### Page excerpt
I am just stating a FACT.
This Young Commander was experienced , just not as a Commander.

And according to Ethiopian propaganda he did all correct.
NO he did not!!
Engage AP at 400 feet with the stick shaker going : WRONG
Never controlling PWR and Speed WRONG
Retracting Flaps as per standard Ops when possible in a stall : WRONG
I feel so bad for him!

But sad to say, he was set up by Murphy, FAA and Boeing and I see only panic in the action and reaction.
After 4000+ hrs in 4 sims I have seen a bit, and it is all down to a confusing flight deck with this fail mode!
Something like this I have never encountered in a Sim

But , please
Were do You see experience? . Sorry to be so blunt.

Sincerely
Cpt B
BSU,

Before the big bang there is no experience, after the big bang there is experience. The individual chance of a critical system event occurring is unassociated with experience. The risk of a bird strike, engine failure, trim runaway is equally distributed across the career of the crew member. The recovery method suggested by the FCTM is apparently problematic given recent history, and the wording is hardly confidence inspiring. If the pilot was old enough to have had training that included the gems on this that are coming out now, then that is wonderful, and all would still be right in the world. Reading the FCTM alone would not necessarily result in competency in conducting the implied manoeuvre, one which assumes that there are two pilots in the seat at the time, and that sufficient altitude exists to recover the aircraft from the trim problem.

The more reflection on the recovery technique, the less it appears to be reasonable to be conducted, and at the very least the more necessity there is to undertake the training in the simulator. A yo-yo manoeuvre is not what one expects to be needed in a Part 25 transport, it is likely to spill the champagne in the front and to end up with a flight attendant shaped dent in the overhead lining down the back. The calendar indicates this is now 2019, and the FCTM suggests in rather vague terms a procedure that is essentially aerobatic, and Wilbur and Orville would have not been so happy with in 1903.

The design standard and the design is unlikely to be changed any time soon, but anyone considering that the crew of these two accidents were deficient in dealing with the trim condition needs to take a look in the mirror, and think seriously about the situation they were placed into. Post hoc, it is quite easy to say "I woudn't have done that" or "I would have done this", but I can say that I trained late in my jet career on the 73, under an FAA 142, and the implied procedure of the FCTM was not a takeaway, conceptually or in practice. Having flown some rather lousy designs where jack stall could occur, the concept in the unloading is not alien, but when the procedure calls for both pilots on the controls at the same time, and to undertake a ballistic flight path either upwards or downwards as determined by the in trim speed that has been established by the uncommanded motion, that just doesn't appear to gel with the spirit of RPT jet transport certification by the leaders of the worlds aerospace regulators.

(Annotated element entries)
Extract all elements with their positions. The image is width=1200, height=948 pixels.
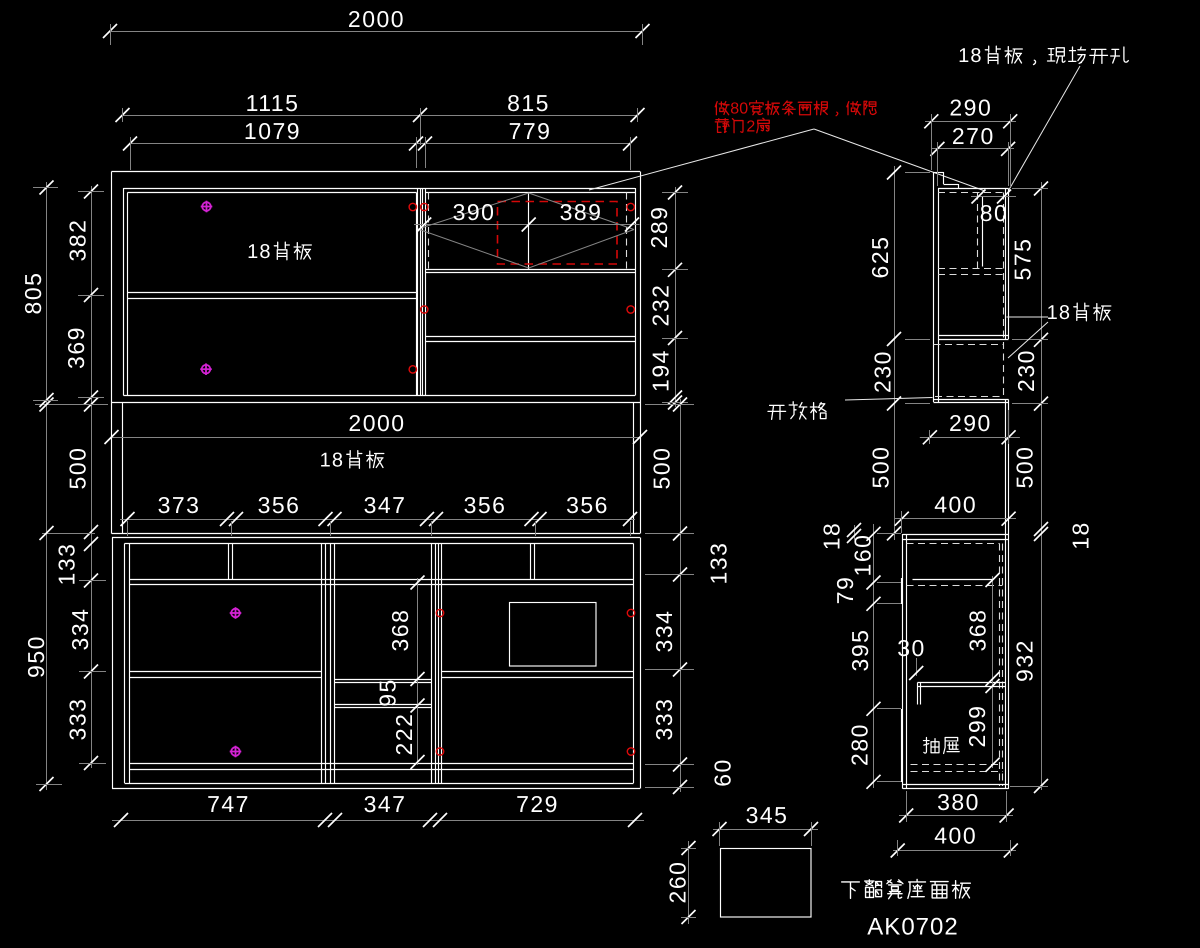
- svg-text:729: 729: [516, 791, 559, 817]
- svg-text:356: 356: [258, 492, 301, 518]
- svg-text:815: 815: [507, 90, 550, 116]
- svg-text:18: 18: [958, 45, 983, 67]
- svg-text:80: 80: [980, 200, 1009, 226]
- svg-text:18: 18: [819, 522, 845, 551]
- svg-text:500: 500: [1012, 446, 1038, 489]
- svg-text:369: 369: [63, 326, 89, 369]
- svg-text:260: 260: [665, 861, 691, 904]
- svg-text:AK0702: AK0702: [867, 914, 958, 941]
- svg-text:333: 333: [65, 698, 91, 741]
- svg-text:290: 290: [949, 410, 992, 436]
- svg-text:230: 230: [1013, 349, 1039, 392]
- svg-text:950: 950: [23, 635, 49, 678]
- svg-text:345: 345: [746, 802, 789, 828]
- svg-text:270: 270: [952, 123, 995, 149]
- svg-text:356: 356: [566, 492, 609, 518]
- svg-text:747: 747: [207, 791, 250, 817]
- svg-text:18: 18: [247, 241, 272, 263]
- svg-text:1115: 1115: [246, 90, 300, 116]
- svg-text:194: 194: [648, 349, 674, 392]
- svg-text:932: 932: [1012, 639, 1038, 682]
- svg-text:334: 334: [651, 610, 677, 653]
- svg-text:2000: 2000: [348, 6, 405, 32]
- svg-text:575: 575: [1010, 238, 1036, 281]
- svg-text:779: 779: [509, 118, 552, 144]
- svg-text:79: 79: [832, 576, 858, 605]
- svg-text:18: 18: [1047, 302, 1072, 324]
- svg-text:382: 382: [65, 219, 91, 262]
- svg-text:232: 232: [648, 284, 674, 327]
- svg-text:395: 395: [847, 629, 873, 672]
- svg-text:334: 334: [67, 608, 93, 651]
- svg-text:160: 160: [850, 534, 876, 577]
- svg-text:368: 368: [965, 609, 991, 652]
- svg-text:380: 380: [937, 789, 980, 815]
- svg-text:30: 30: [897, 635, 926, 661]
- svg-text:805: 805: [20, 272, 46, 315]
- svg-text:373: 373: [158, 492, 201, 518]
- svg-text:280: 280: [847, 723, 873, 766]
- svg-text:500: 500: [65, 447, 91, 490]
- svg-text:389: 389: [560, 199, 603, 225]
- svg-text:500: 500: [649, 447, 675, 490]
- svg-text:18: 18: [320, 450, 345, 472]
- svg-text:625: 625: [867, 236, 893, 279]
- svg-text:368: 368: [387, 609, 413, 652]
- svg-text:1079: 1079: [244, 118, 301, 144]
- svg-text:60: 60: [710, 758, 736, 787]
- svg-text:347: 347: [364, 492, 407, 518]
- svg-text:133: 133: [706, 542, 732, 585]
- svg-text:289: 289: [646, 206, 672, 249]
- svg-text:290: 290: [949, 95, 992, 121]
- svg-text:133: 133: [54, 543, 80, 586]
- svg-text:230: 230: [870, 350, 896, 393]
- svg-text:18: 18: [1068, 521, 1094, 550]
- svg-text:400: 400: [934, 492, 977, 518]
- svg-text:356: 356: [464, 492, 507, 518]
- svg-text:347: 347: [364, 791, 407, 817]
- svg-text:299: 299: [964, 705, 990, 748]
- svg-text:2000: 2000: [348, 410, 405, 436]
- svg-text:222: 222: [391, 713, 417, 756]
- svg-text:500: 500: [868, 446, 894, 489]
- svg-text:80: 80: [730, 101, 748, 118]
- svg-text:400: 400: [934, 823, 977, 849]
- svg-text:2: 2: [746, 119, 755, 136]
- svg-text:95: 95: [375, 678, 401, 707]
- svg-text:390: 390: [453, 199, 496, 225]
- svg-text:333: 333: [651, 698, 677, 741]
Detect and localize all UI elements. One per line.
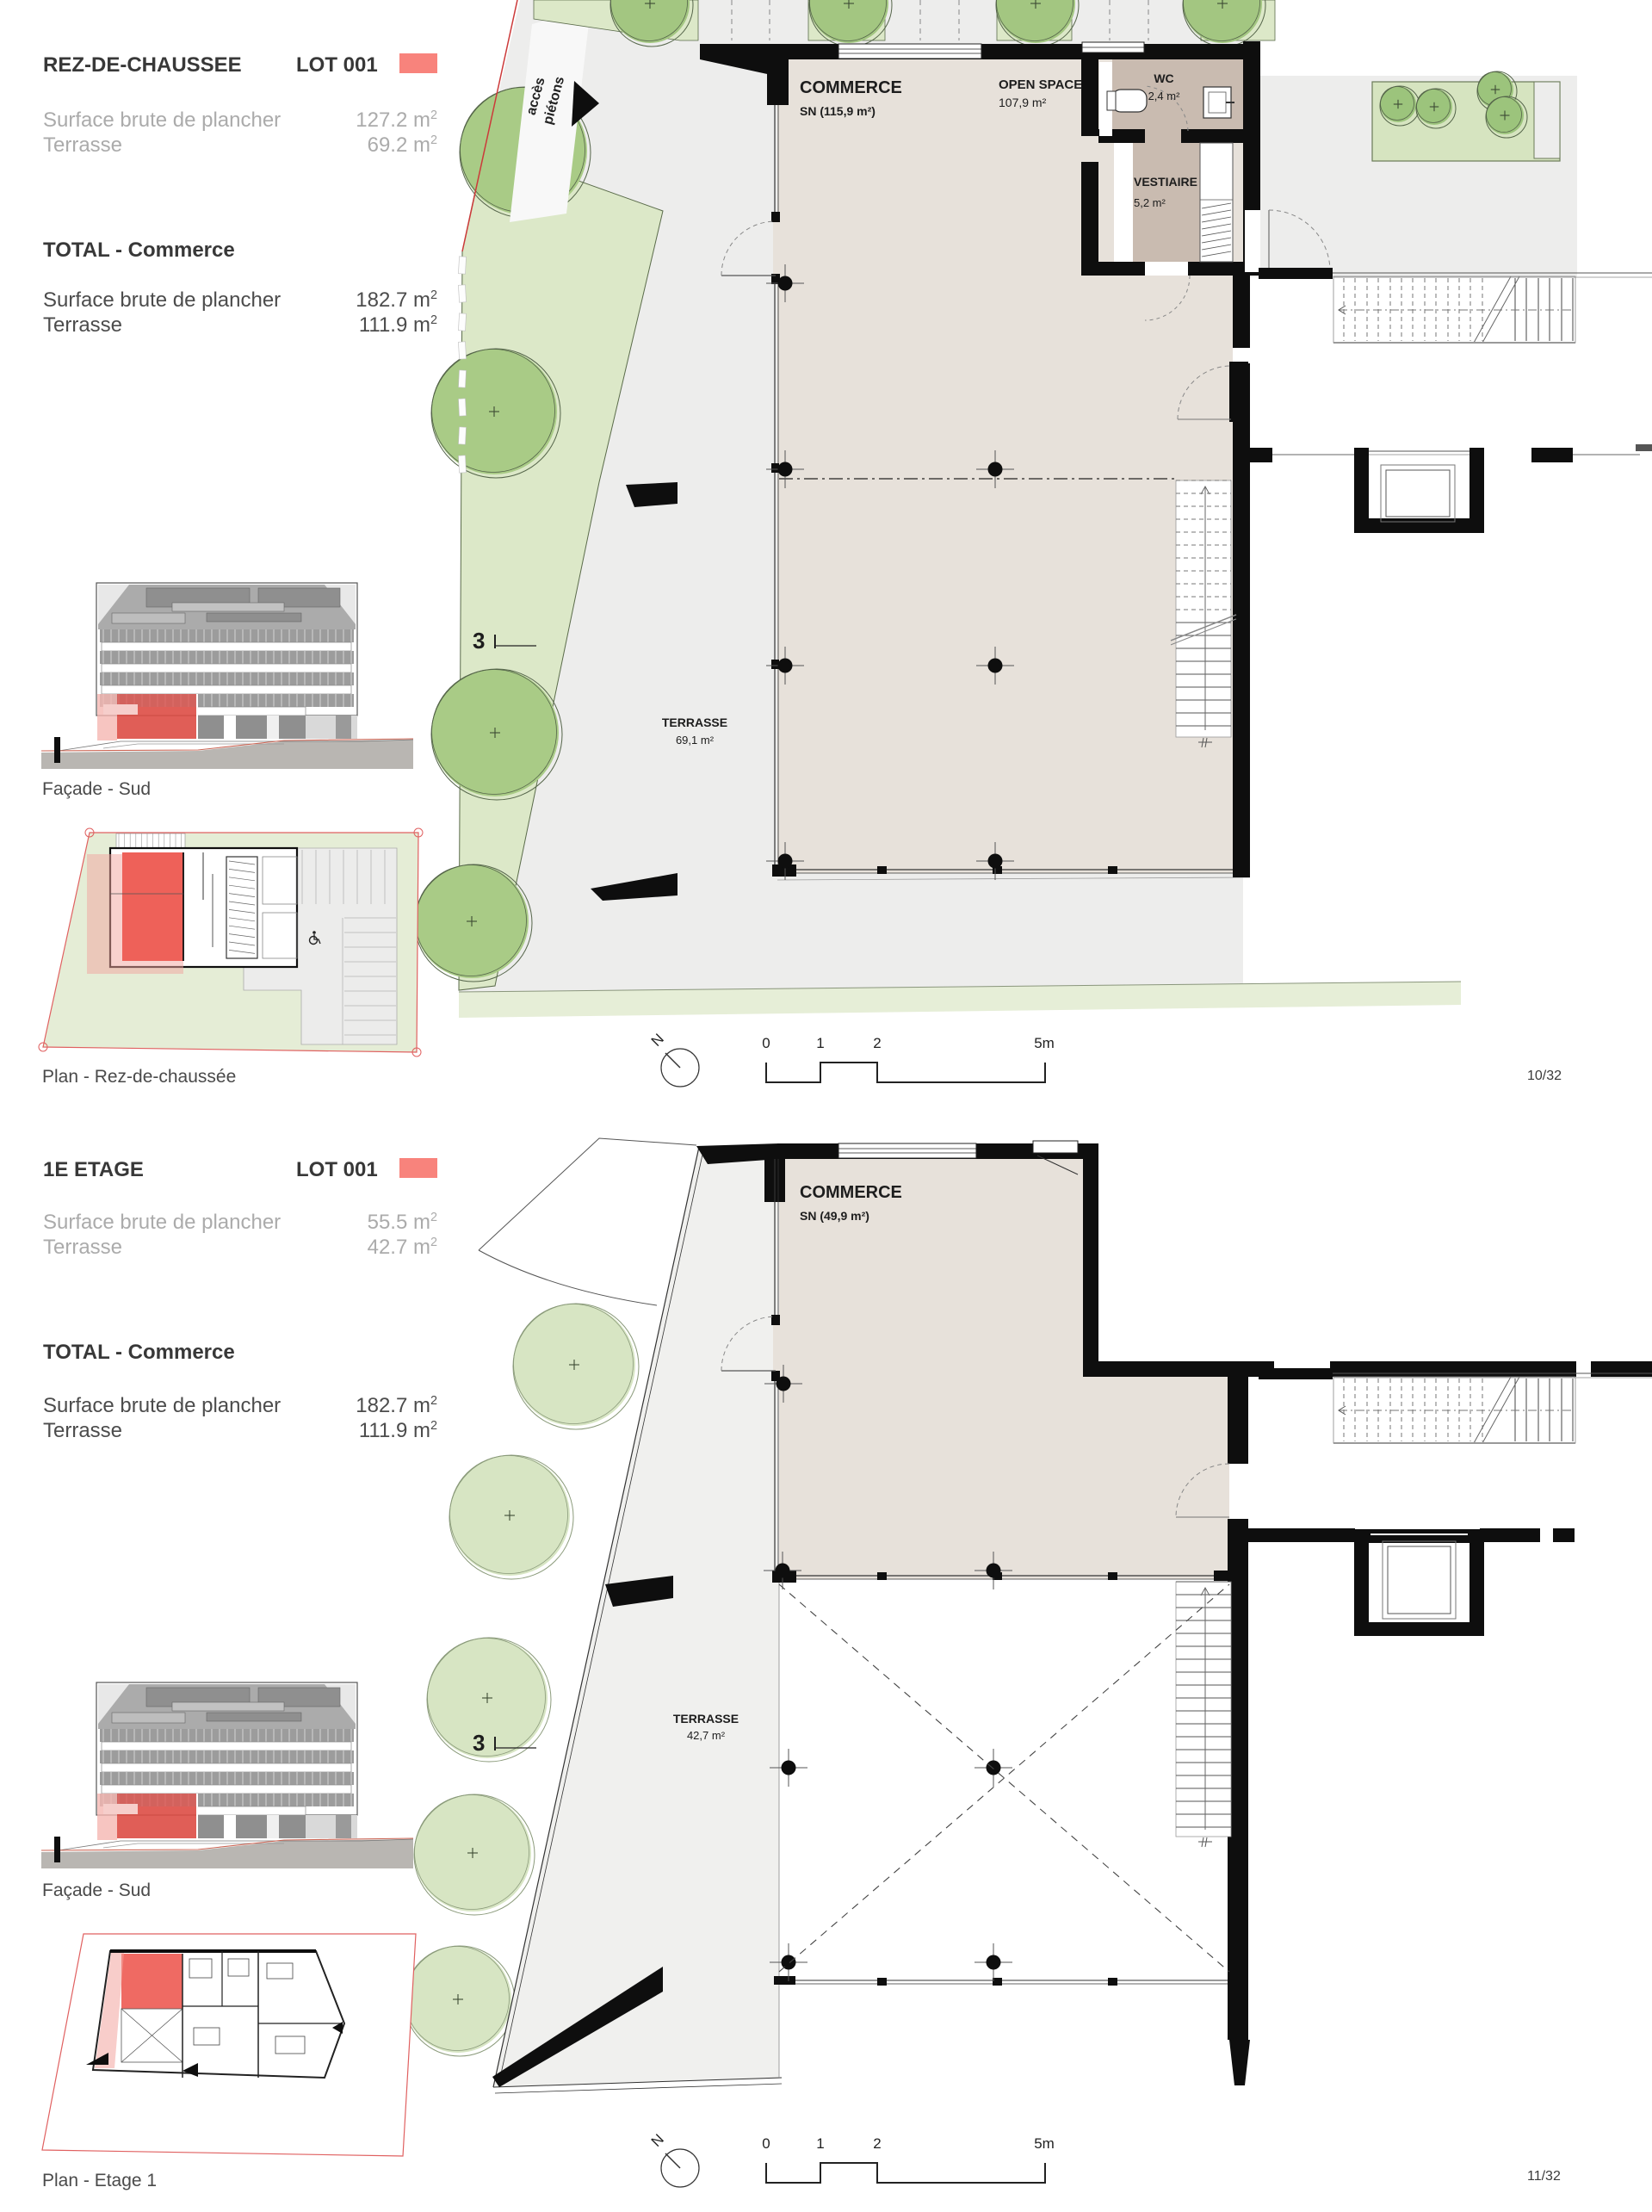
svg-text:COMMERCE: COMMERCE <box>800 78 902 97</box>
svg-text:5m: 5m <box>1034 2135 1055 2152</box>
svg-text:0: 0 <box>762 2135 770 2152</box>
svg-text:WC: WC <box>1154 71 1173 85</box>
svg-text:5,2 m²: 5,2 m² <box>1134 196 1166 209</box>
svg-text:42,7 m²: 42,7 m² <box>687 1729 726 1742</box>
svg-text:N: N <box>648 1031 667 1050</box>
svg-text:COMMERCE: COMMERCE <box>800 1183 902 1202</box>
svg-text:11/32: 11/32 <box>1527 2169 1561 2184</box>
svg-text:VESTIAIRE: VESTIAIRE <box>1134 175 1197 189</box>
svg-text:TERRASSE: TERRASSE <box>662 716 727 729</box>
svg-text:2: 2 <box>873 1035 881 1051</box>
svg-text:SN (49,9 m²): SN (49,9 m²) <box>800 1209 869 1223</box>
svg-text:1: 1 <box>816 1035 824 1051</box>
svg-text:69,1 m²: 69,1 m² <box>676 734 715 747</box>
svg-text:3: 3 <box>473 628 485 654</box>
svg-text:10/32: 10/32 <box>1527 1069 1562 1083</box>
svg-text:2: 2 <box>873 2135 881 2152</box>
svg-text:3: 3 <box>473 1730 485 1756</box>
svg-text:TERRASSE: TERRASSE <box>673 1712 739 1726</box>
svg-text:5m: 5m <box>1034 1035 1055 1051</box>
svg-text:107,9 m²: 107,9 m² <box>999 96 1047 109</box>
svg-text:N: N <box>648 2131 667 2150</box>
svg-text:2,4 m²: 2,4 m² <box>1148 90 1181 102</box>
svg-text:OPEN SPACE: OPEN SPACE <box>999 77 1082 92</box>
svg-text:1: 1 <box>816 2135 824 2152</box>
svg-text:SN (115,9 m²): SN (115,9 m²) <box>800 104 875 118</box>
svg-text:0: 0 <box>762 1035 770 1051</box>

### To do
• A. Translate this sentence from the forum discussion on trim recovery into Spanish: "The individual chance of a critical system event occurring is unassociated with experience."
• B. List every action that the forum discussion on trim recovery labels WRONG.
• C. Reproduce word for word the stretch of the forum discussion on trim recovery from "NO he did not!!" through "action and reaction.".

### Answers by task
• A. La probabilidad individual de que ocurra un evento crítico del sistema no está asociada con la experiencia.

• B.
- Engage AP at 400 feet with the stick shaker going
- Never controlling PWR and Speed
- Retracting Flaps as per standard Ops when possible in a stall

• C.
NO he did not!!
Engage AP at 400 feet with the stick shaker going : WRONG
Never controlling PWR and Speed WRONG
Retracting Flaps as per standard Ops when possible in a stall : WRONG
I feel so bad for him!

But sad to say, he was set up by Murphy, FAA and Boeing and I see only panic in the action and reaction.